[Records from a collection]
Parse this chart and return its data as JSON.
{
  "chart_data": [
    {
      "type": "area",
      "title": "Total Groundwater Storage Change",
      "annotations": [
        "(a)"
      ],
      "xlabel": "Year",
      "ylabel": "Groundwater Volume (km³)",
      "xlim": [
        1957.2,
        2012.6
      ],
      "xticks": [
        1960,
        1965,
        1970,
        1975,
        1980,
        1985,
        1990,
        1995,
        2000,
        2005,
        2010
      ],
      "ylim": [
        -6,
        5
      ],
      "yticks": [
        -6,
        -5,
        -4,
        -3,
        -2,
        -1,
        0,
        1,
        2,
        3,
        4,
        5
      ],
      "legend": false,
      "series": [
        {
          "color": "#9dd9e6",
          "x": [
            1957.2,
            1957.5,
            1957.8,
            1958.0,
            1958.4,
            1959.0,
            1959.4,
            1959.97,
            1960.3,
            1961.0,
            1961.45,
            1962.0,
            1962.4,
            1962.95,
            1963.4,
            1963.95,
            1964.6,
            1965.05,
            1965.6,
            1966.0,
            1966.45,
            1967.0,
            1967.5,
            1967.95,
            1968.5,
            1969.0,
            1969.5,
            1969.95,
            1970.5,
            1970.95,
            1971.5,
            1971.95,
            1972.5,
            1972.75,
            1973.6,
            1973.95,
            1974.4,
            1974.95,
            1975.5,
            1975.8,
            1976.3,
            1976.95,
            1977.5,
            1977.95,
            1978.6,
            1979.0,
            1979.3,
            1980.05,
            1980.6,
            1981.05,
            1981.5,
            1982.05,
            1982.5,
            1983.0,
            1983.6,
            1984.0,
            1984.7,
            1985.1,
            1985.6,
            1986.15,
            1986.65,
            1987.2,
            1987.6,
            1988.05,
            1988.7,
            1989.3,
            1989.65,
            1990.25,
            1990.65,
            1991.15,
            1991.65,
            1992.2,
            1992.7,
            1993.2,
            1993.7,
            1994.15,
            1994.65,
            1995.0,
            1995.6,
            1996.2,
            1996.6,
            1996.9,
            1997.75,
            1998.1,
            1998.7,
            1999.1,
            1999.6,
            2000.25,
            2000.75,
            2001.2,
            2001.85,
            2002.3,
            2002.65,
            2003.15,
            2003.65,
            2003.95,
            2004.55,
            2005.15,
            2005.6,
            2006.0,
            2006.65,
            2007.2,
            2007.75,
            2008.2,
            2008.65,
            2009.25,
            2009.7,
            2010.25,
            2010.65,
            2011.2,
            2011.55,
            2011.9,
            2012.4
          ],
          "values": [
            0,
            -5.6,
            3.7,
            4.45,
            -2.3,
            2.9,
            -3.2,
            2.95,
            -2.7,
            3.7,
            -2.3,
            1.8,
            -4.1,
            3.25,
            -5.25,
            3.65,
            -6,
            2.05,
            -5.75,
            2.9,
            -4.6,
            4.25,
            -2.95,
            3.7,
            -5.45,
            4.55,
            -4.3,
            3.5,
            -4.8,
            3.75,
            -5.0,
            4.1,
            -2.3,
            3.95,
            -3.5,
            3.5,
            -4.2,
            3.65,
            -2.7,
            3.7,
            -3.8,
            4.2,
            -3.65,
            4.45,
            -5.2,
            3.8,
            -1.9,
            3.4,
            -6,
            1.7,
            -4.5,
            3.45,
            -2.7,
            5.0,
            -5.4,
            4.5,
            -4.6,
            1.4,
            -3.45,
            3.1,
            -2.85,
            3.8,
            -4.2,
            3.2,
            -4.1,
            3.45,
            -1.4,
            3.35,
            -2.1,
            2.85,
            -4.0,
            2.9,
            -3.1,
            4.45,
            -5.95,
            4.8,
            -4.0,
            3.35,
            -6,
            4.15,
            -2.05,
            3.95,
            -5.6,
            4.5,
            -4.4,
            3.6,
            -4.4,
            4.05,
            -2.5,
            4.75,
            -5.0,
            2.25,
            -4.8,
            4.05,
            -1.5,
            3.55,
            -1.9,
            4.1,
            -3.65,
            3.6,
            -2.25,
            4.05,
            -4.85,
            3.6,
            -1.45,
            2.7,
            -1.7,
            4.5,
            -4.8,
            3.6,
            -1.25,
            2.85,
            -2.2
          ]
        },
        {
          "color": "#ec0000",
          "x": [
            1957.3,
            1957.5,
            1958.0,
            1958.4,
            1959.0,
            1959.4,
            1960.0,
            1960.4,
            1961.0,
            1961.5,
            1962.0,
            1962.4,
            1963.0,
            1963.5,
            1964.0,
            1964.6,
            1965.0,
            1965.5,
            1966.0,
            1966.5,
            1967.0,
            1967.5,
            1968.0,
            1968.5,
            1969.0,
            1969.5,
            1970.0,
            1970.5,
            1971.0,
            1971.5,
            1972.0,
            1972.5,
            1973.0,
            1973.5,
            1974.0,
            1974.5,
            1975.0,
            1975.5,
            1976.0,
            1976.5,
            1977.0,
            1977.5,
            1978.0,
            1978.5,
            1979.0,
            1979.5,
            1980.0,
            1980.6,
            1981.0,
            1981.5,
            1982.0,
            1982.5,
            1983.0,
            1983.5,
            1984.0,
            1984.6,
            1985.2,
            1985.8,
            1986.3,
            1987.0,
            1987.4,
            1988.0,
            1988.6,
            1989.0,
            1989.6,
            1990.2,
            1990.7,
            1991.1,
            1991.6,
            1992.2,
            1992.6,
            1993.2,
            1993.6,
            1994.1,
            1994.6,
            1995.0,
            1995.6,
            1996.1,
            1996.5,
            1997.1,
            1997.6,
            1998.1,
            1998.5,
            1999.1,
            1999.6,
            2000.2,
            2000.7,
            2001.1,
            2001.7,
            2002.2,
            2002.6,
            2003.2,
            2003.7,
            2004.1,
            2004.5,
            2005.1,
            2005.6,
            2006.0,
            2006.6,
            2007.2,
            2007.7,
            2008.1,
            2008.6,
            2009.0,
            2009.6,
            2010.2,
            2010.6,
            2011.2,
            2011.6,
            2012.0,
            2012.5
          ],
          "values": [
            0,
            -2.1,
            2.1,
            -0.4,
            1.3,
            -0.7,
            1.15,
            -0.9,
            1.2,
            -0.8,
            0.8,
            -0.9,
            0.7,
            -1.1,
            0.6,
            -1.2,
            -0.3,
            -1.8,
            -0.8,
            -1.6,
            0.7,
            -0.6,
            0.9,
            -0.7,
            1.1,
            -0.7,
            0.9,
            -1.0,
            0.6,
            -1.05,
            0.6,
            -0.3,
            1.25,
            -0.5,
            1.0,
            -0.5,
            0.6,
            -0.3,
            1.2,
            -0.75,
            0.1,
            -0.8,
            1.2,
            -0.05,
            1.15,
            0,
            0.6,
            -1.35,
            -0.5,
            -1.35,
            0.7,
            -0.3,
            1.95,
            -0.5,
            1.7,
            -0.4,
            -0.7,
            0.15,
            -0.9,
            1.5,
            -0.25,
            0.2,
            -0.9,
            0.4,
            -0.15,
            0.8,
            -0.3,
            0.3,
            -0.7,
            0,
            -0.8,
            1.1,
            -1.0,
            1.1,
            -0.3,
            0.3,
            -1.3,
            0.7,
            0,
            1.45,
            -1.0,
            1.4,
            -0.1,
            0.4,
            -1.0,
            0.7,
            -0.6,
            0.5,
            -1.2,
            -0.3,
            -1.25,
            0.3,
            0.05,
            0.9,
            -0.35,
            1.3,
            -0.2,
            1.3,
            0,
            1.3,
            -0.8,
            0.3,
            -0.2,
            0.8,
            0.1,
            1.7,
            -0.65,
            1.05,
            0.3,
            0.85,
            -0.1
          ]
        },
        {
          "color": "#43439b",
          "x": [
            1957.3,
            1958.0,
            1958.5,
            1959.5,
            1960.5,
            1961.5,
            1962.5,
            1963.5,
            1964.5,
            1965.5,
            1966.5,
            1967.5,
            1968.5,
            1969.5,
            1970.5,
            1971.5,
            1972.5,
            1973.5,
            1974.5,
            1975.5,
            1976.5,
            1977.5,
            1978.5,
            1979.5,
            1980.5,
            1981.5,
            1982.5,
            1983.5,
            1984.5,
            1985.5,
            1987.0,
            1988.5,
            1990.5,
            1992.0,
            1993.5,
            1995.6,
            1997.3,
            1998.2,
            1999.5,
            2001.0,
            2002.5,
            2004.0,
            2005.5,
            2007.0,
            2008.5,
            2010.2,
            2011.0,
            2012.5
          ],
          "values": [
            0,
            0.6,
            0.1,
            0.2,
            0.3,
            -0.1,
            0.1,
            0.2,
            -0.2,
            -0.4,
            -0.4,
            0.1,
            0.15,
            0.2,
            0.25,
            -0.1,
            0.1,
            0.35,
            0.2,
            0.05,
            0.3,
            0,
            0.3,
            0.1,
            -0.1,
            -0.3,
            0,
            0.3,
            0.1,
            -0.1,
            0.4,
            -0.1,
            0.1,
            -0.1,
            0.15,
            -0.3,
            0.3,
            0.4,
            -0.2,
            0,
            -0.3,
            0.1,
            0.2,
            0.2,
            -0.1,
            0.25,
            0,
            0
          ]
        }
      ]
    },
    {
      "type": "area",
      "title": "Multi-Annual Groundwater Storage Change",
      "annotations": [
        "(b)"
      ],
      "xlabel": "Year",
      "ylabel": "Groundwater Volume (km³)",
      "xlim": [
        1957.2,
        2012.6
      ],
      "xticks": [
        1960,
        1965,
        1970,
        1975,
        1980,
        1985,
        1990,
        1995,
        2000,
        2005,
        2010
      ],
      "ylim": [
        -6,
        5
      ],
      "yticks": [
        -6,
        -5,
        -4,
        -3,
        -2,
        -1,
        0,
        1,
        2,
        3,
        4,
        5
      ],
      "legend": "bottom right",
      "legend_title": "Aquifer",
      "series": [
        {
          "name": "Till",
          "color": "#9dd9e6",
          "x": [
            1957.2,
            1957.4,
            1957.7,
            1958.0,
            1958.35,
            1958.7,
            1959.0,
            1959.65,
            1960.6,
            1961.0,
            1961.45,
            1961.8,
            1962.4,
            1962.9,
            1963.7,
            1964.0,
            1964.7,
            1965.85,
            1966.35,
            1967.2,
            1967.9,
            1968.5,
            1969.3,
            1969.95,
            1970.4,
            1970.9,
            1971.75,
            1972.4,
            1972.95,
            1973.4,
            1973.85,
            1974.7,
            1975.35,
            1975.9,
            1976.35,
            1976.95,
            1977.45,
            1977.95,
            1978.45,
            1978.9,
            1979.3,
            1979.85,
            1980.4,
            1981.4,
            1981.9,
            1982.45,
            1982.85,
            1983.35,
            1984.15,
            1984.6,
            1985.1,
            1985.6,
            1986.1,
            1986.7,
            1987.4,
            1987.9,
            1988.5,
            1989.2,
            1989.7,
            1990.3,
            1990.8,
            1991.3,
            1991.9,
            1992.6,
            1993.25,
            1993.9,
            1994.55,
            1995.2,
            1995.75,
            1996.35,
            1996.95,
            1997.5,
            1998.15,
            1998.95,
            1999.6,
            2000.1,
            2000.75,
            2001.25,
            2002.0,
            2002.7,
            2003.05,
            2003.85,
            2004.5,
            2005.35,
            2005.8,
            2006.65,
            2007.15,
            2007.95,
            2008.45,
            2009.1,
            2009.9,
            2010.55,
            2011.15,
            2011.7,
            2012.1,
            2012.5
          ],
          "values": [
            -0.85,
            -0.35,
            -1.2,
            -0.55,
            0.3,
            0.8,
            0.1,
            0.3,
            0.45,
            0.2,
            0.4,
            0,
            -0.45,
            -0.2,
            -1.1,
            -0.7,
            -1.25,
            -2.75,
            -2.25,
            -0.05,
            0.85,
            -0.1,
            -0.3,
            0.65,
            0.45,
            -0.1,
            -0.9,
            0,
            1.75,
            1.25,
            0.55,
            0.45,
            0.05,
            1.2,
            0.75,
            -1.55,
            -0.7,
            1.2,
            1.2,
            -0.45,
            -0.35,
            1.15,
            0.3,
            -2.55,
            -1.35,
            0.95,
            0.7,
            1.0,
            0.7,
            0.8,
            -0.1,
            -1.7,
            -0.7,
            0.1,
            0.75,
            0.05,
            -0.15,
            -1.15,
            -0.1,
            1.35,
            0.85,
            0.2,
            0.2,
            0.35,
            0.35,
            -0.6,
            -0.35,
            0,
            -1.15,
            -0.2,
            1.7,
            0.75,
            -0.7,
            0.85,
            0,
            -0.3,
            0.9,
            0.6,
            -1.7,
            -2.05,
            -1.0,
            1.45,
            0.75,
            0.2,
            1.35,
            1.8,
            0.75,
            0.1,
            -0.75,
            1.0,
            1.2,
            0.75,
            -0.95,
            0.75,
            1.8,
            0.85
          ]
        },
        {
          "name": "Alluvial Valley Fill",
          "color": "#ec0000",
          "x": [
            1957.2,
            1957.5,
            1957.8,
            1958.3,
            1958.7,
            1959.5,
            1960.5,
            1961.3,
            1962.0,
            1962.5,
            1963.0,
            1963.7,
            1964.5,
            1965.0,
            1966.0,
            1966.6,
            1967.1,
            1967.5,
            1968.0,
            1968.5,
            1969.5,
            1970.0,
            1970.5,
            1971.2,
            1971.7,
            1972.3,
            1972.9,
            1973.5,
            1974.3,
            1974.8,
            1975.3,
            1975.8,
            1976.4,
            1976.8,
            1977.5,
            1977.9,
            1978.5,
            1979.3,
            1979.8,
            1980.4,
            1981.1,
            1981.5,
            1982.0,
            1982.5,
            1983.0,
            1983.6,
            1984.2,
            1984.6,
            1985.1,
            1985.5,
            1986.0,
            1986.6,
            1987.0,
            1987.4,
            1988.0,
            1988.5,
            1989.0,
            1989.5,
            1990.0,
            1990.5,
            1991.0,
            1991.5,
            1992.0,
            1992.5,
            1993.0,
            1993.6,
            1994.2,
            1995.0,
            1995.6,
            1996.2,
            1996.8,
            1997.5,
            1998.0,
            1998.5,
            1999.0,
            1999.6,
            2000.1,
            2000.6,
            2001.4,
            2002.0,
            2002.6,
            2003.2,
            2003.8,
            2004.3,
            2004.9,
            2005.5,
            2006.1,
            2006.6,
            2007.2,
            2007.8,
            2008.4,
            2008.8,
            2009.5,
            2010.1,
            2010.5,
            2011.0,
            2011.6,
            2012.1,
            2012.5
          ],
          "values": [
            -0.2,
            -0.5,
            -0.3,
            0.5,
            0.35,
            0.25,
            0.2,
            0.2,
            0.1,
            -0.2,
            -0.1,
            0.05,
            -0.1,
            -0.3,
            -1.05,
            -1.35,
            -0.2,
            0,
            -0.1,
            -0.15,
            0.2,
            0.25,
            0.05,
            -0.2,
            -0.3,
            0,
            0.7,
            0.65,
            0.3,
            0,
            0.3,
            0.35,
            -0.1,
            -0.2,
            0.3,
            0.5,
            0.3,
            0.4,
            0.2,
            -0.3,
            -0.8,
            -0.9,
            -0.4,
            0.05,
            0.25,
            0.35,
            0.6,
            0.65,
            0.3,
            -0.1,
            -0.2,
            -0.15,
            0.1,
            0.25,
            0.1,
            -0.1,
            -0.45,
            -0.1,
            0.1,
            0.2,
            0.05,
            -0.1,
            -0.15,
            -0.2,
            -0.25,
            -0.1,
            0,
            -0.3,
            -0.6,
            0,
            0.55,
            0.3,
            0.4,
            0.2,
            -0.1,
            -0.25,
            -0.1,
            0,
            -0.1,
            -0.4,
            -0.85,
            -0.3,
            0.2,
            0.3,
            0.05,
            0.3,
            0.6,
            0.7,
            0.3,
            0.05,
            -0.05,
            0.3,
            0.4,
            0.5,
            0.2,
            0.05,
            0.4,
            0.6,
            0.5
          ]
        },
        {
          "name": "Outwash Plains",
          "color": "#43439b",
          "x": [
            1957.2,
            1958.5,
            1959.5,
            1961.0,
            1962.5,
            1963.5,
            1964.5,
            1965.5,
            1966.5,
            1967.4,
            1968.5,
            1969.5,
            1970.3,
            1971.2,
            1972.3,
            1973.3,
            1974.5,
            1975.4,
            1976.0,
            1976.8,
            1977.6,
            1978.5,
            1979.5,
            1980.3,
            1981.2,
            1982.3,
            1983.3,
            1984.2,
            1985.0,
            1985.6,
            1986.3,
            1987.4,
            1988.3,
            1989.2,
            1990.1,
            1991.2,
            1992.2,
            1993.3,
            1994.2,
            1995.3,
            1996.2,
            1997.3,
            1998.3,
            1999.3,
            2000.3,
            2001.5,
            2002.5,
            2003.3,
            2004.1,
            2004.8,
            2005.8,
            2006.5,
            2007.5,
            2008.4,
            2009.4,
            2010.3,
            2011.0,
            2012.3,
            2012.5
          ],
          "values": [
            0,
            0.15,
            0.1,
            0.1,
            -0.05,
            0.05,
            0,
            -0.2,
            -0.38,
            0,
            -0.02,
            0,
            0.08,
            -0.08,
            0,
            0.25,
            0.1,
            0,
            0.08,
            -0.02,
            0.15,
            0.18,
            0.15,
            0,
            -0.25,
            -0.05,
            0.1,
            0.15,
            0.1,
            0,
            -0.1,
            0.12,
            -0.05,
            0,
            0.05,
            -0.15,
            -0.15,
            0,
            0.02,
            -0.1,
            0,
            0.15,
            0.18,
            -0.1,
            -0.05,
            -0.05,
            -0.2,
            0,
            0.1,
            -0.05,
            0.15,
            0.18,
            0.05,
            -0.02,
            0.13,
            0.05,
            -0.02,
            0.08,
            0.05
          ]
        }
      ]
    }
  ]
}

TO BE DONE
Search the entries for the word "Groundwater", then gather every line that has it.

SOLUTION TO THE EXERCISE
      "title": "Total Groundwater Storage Change",
      "ylabel": "Groundwater Volume (km³)",
      "title": "Multi-Annual Groundwater Storage Change",
      "ylabel": "Groundwater Volume (km³)",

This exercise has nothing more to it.